Pull out every line in the data that has the string "Years" in it.

□ □ □ □ □

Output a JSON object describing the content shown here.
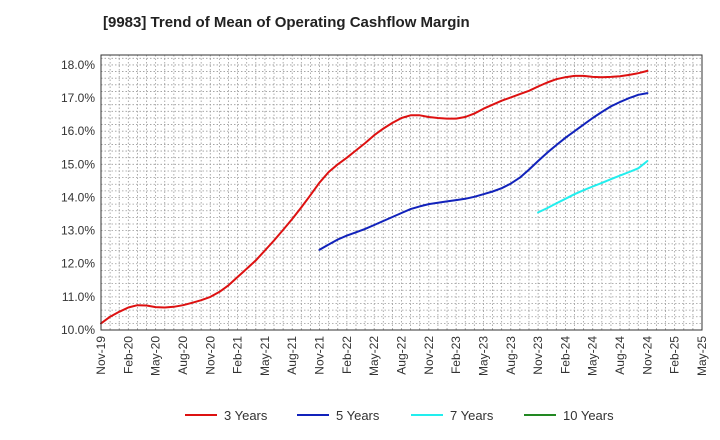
{
  "chart_data": {
    "type": "line",
    "title": "[9983]  Trend of Mean of Operating Cashflow Margin",
    "xlabel": "",
    "ylabel": "",
    "x_start": "Nov-19",
    "x_tick_labels": [
      "Nov-19",
      "Feb-20",
      "May-20",
      "Aug-20",
      "Nov-20",
      "Feb-21",
      "May-21",
      "Aug-21",
      "Nov-21",
      "Feb-22",
      "May-22",
      "Aug-22",
      "Nov-22",
      "Feb-23",
      "May-23",
      "Aug-23",
      "Nov-23",
      "Feb-24",
      "May-24",
      "Aug-24",
      "Nov-24",
      "Feb-25",
      "May-25"
    ],
    "y_tick_labels": [
      "10.0%",
      "11.0%",
      "12.0%",
      "13.0%",
      "14.0%",
      "15.0%",
      "16.0%",
      "17.0%",
      "18.0%"
    ],
    "ylim": [
      10.0,
      18.3
    ],
    "grid": true,
    "legend_position": "bottom",
    "series": [
      {
        "name": "3 Years",
        "color": "#dd1111",
        "x": [
          "Nov-19",
          "Dec-19",
          "Jan-20",
          "Feb-20",
          "Mar-20",
          "Apr-20",
          "May-20",
          "Jun-20",
          "Jul-20",
          "Aug-20",
          "Sep-20",
          "Oct-20",
          "Nov-20",
          "Dec-20",
          "Jan-21",
          "Feb-21",
          "Mar-21",
          "Apr-21",
          "May-21",
          "Jun-21",
          "Jul-21",
          "Aug-21",
          "Sep-21",
          "Oct-21",
          "Nov-21",
          "Dec-21",
          "Jan-22",
          "Feb-22",
          "Mar-22",
          "Apr-22",
          "May-22",
          "Jun-22",
          "Jul-22",
          "Aug-22",
          "Sep-22",
          "Oct-22",
          "Nov-22",
          "Dec-22",
          "Jan-23",
          "Feb-23",
          "Mar-23",
          "Apr-23",
          "May-23",
          "Jun-23",
          "Jul-23",
          "Aug-23",
          "Sep-23",
          "Oct-23",
          "Nov-23",
          "Dec-23",
          "Jan-24",
          "Feb-24",
          "Mar-24",
          "Apr-24",
          "May-24",
          "Jun-24",
          "Jul-24",
          "Aug-24",
          "Sep-24",
          "Oct-24",
          "Nov-24"
        ],
        "values": [
          10.2,
          10.4,
          10.55,
          10.68,
          10.75,
          10.74,
          10.69,
          10.68,
          10.7,
          10.75,
          10.82,
          10.9,
          11.0,
          11.15,
          11.35,
          11.6,
          11.85,
          12.1,
          12.4,
          12.7,
          13.02,
          13.35,
          13.7,
          14.07,
          14.45,
          14.77,
          15.0,
          15.2,
          15.42,
          15.64,
          15.88,
          16.08,
          16.25,
          16.4,
          16.48,
          16.48,
          16.43,
          16.4,
          16.38,
          16.38,
          16.43,
          16.53,
          16.68,
          16.8,
          16.92,
          17.02,
          17.12,
          17.22,
          17.35,
          17.47,
          17.57,
          17.63,
          17.67,
          17.67,
          17.64,
          17.63,
          17.64,
          17.66,
          17.7,
          17.75,
          17.82
        ]
      },
      {
        "name": "5 Years",
        "color": "#1122bb",
        "x": [
          "Nov-21",
          "Dec-21",
          "Jan-22",
          "Feb-22",
          "Mar-22",
          "Apr-22",
          "May-22",
          "Jun-22",
          "Jul-22",
          "Aug-22",
          "Sep-22",
          "Oct-22",
          "Nov-22",
          "Dec-22",
          "Jan-23",
          "Feb-23",
          "Mar-23",
          "Apr-23",
          "May-23",
          "Jun-23",
          "Jul-23",
          "Aug-23",
          "Sep-23",
          "Oct-23",
          "Nov-23",
          "Dec-23",
          "Jan-24",
          "Feb-24",
          "Mar-24",
          "Apr-24",
          "May-24",
          "Jun-24",
          "Jul-24",
          "Aug-24",
          "Sep-24",
          "Oct-24",
          "Nov-24"
        ],
        "values": [
          12.42,
          12.58,
          12.73,
          12.85,
          12.95,
          13.05,
          13.17,
          13.29,
          13.41,
          13.53,
          13.65,
          13.73,
          13.8,
          13.84,
          13.88,
          13.92,
          13.96,
          14.02,
          14.1,
          14.18,
          14.28,
          14.42,
          14.6,
          14.84,
          15.1,
          15.35,
          15.58,
          15.8,
          16.0,
          16.2,
          16.4,
          16.58,
          16.75,
          16.88,
          17.0,
          17.1,
          17.15
        ]
      },
      {
        "name": "7 Years",
        "color": "#22eeee",
        "x": [
          "Nov-23",
          "Dec-23",
          "Jan-24",
          "Feb-24",
          "Mar-24",
          "Apr-24",
          "May-24",
          "Jun-24",
          "Jul-24",
          "Aug-24",
          "Sep-24",
          "Oct-24",
          "Nov-24"
        ],
        "values": [
          13.55,
          13.68,
          13.82,
          13.96,
          14.1,
          14.22,
          14.33,
          14.44,
          14.55,
          14.66,
          14.77,
          14.88,
          15.1
        ]
      },
      {
        "name": "10 Years",
        "color": "#228822",
        "x": [],
        "values": []
      }
    ]
  }
}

□ □ □ □ □

• SOLUTION BELOW:
        "name": "3 Years",
        "name": "5 Years",
        "name": "7 Years",
        "name": "10 Years",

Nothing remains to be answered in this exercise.